É também irônico a “roupa da Chanel”, uma imitação do terno de tweed com colares de pérolas que encontram correntes e viram um cinto. Na barra da saia, um pontilhado com o desenho de uma tesoura.
O punk (Adrian Hurtado, namorado da stylist do desfile, Lotta Volkova) tinha pintado em sua jaqueta: not your resident, um trocadilho com a campanha anti-Trump not my president. Cada peça tem um detalhe escondido, uma brincadeira ou ironia.
Os convites do desfile também foram tudo, menos ordinários. Eles fizeram documentos de identidade falsos para cada um dos convidados. O editor da i-D, Anders Christian Madsen virou uma senhorinha alemã, por exemplo.
No backstage, Suzy Menkes fez uma foto flagra de Anna Wintour conversando com Demna. Mal dá para ver o rosto de Anna, mas é uma daquelas imagens que falam por si só. Afinal ter a aprovação de Anna Wintour é o caminho para ter as portas totalmente abertas no importante mercado americano.
Mais uma coleção que vai manter a Vetements dividida entre os que amam e odeiam, os que entendem ou não entendem o buzz em torno da marca. É fato que eles trazem uma nova energia para a moda como um todo, desfazendo-se dos vícios do mercado e ainda propondo uma visão sagaz do encontro entre o high fashion e o streetwear.

Registros de elementos e coordenadas
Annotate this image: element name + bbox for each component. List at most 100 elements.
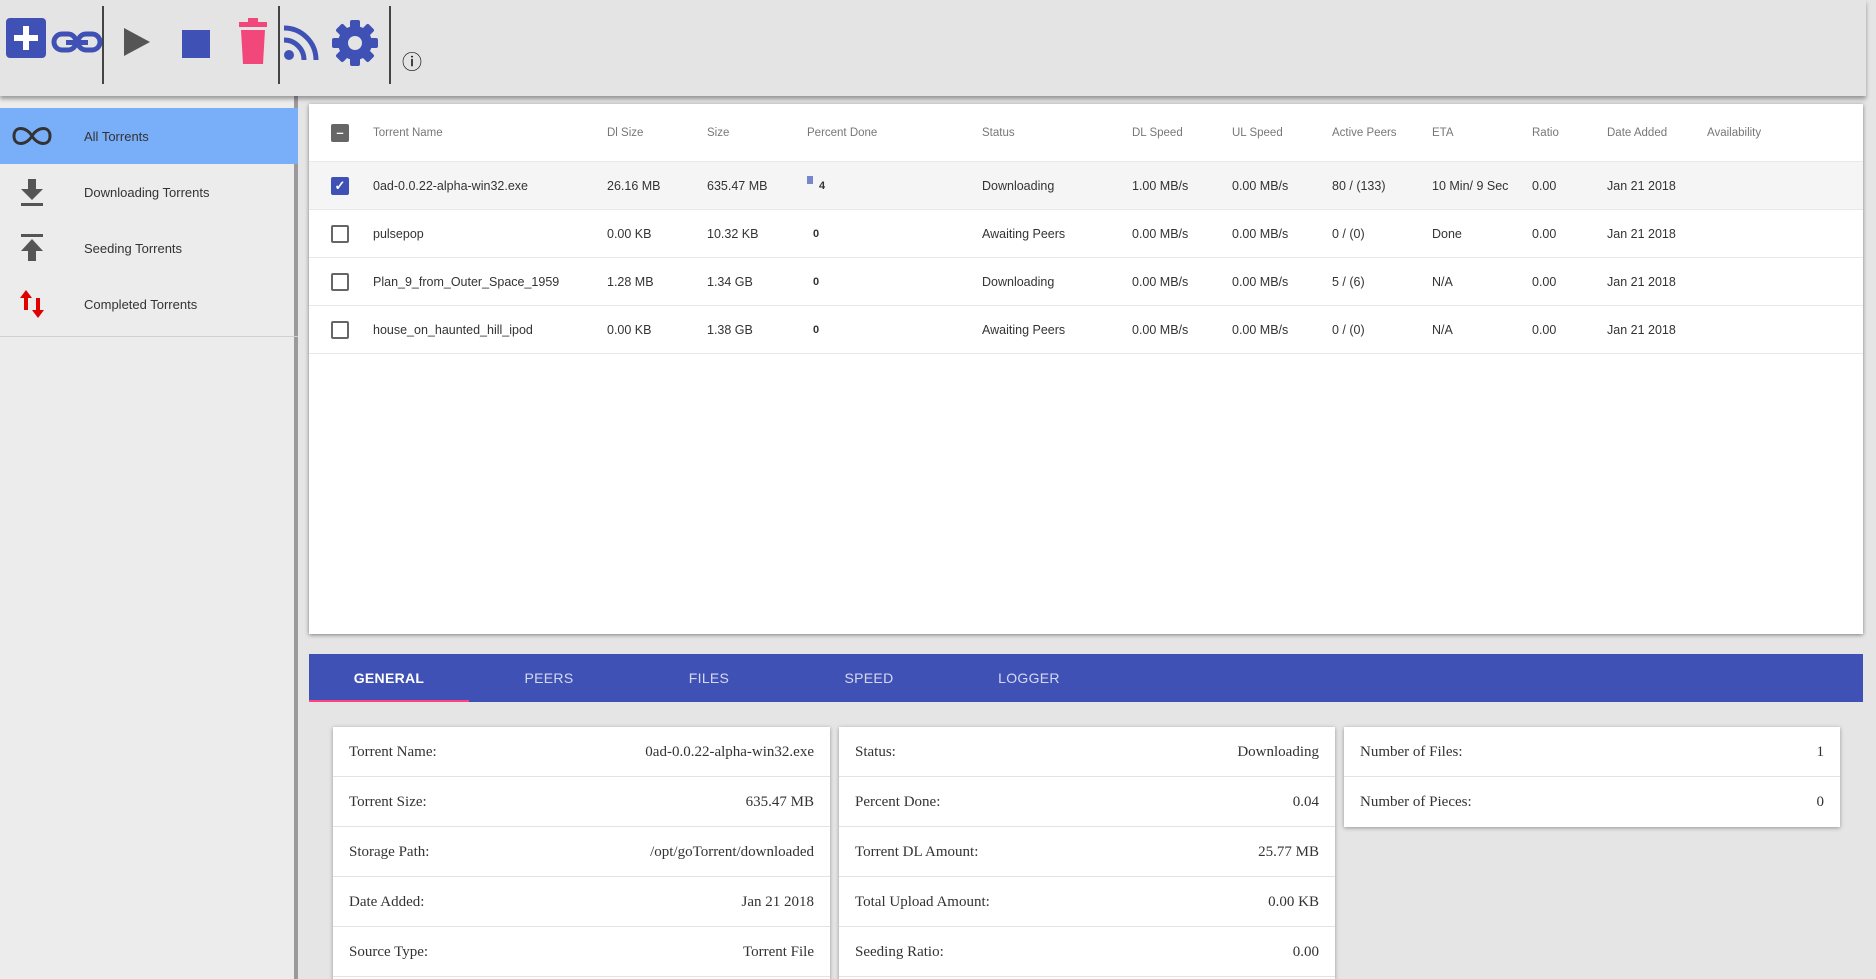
active-peers: 0 / (0) [1332,226,1365,241]
table-row[interactable]: house_on_haunted_hill_ipod 0.00 KB 1.38 … [309,306,1863,354]
info-button[interactable]: ⓘ [400,48,424,74]
column-header-dl-speed[interactable]: DL Speed [1132,104,1183,161]
row-checkbox[interactable] [331,273,349,291]
status-info-card: Status: Downloading Percent Done: 0.04 T… [839,727,1335,979]
info-value: 0.04 [1292,793,1319,810]
info-row-storage-path: Storage Path: /opt/goTorrent/downloaded [333,827,830,877]
column-header-eta[interactable]: ETA [1432,104,1454,161]
info-value: 0 [1816,793,1825,810]
status: Awaiting Peers [982,226,1066,241]
percent-done: 0 [807,258,819,305]
general-info-card: Torrent Name: 0ad-0.0.22-alpha-win32.exe… [333,727,830,979]
ratio: 0.00 [1532,178,1557,193]
row-checkbox[interactable] [331,225,349,243]
ul-speed: 0.00 MB/s [1232,322,1289,337]
percent-value: 0 [813,275,820,288]
info-key: Torrent DL Amount: [855,843,979,860]
dl-speed: 0.00 MB/s [1132,226,1189,241]
tab-files[interactable]: FILES [629,654,789,702]
column-header-date-added[interactable]: Date Added [1607,104,1667,161]
percent-bar [807,176,813,184]
rss-icon [283,25,319,61]
column-header-torrent-name[interactable]: Torrent Name [373,104,443,161]
info-icon: ⓘ [402,51,422,74]
sidebar-item-all-torrents[interactable]: All Torrents [0,108,298,164]
info-row-source-type: Source Type: Torrent File [333,927,830,977]
add-torrent-icon [6,18,46,58]
tab-speed[interactable]: SPEED [789,654,949,702]
column-header-ratio[interactable]: Ratio [1532,104,1559,161]
info-value: 0.00 [1292,943,1319,960]
percent-value: 0 [813,323,820,336]
date-added: Jan 21 2018 [1607,274,1676,289]
info-row-number-of-files: Number of Files: 1 [1344,727,1840,777]
date-added: Jan 21 2018 [1607,178,1676,193]
info-row-status: Status: Downloading [839,727,1335,777]
table-row[interactable]: Plan_9_from_Outer_Space_1959 1.28 MB 1.3… [309,258,1863,306]
trash-icon [239,18,267,64]
info-row-percent-done: Percent Done: 0.04 [839,777,1335,827]
size: 1.38 GB [707,322,753,337]
table-row[interactable]: pulsepop 0.00 KB 10.32 KB 0 Awaiting Pee… [309,210,1863,258]
sidebar-item-label: Downloading Torrents [84,184,210,200]
info-value: /opt/goTorrent/downloaded [650,843,814,860]
info-key: Number of Pieces: [1360,793,1472,810]
column-header-dl-size[interactable]: Dl Size [607,104,643,161]
column-header-ul-speed[interactable]: UL Speed [1232,104,1283,161]
info-row-number-of-pieces: Number of Pieces: 0 [1344,777,1840,827]
sidebar-item-downloading-torrents[interactable]: Downloading Torrents [0,164,298,220]
dl-speed: 0.00 MB/s [1132,274,1189,289]
column-header-size[interactable]: Size [707,104,729,161]
select-all-checkbox[interactable]: – [331,124,349,142]
sidebar-item-label: Seeding Torrents [84,240,183,256]
row-checkbox[interactable] [331,321,349,339]
info-value: 0ad-0.0.22-alpha-win32.exe [645,743,814,760]
dl-size: 0.00 KB [607,322,652,337]
column-header-availability[interactable]: Availability [1707,104,1761,161]
percent-value: 0 [813,227,820,240]
date-added: Jan 21 2018 [1607,226,1676,241]
start-torrent-button[interactable] [118,22,154,62]
info-key: Torrent Size: [349,793,427,810]
column-header-percent-done[interactable]: Percent Done [807,104,877,161]
tab-logger[interactable]: LOGGER [949,654,1109,702]
rss-feed-button[interactable] [280,20,324,64]
info-row-torrent-size: Torrent Size: 635.47 MB [333,777,830,827]
ul-speed: 0.00 MB/s [1232,274,1289,289]
infinity-icon [12,120,52,152]
sidebar: All Torrents Downloading Torrents Seedin… [0,96,298,979]
delete-torrent-button[interactable] [234,18,272,66]
table-row[interactable]: ✓ 0ad-0.0.22-alpha-win32.exe 26.16 MB 63… [309,162,1863,210]
stop-torrent-button[interactable] [178,26,214,62]
sidebar-item-seeding-torrents[interactable]: Seeding Torrents [0,220,298,276]
info-key: Status: [855,743,896,760]
dl-size: 1.28 MB [607,274,654,289]
column-header-status[interactable]: Status [982,104,1015,161]
percent-done: 0 [807,210,819,257]
sidebar-item-completed-torrents[interactable]: Completed Torrents [0,276,298,332]
info-key: Seeding Ratio: [855,943,944,960]
ratio: 0.00 [1532,226,1557,241]
status: Awaiting Peers [982,322,1066,337]
tab-peers[interactable]: PEERS [469,654,629,702]
tab-general[interactable]: GENERAL [309,654,469,702]
column-header-active-peers[interactable]: Active Peers [1332,104,1397,161]
torrent-name: pulsepop [373,226,424,241]
info-row-torrent-name: Torrent Name: 0ad-0.0.22-alpha-win32.exe [333,727,830,777]
settings-button[interactable] [330,18,380,68]
add-torrent-button[interactable] [6,18,46,58]
torrent-name: Plan_9_from_Outer_Space_1959 [373,274,560,289]
eta: N/A [1432,322,1453,337]
files-info-card: Number of Files: 1 Number of Pieces: 0 [1344,727,1840,827]
sidebar-divider [0,336,298,337]
sidebar-item-label: Completed Torrents [84,296,198,312]
stop-icon [182,30,210,58]
size: 10.32 KB [707,226,759,241]
date-added: Jan 21 2018 [1607,322,1676,337]
active-peers: 80 / (133) [1332,178,1386,193]
add-magnet-link-button[interactable] [50,22,104,62]
size: 1.34 GB [707,274,753,289]
row-checkbox[interactable]: ✓ [331,177,349,195]
active-peers: 0 / (0) [1332,322,1365,337]
percent-done: 4 [807,162,847,209]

▶ **Tarefa proposta**
Liste todas as pessoas que o texto sobre o desfile da Vetements menciona com nome e sobrenome.

▶ **Solução do exercício**
Adrian Hurtado, Lotta Volkova, Anders Christian Madsen, Suzy Menkes e Anna Wintour.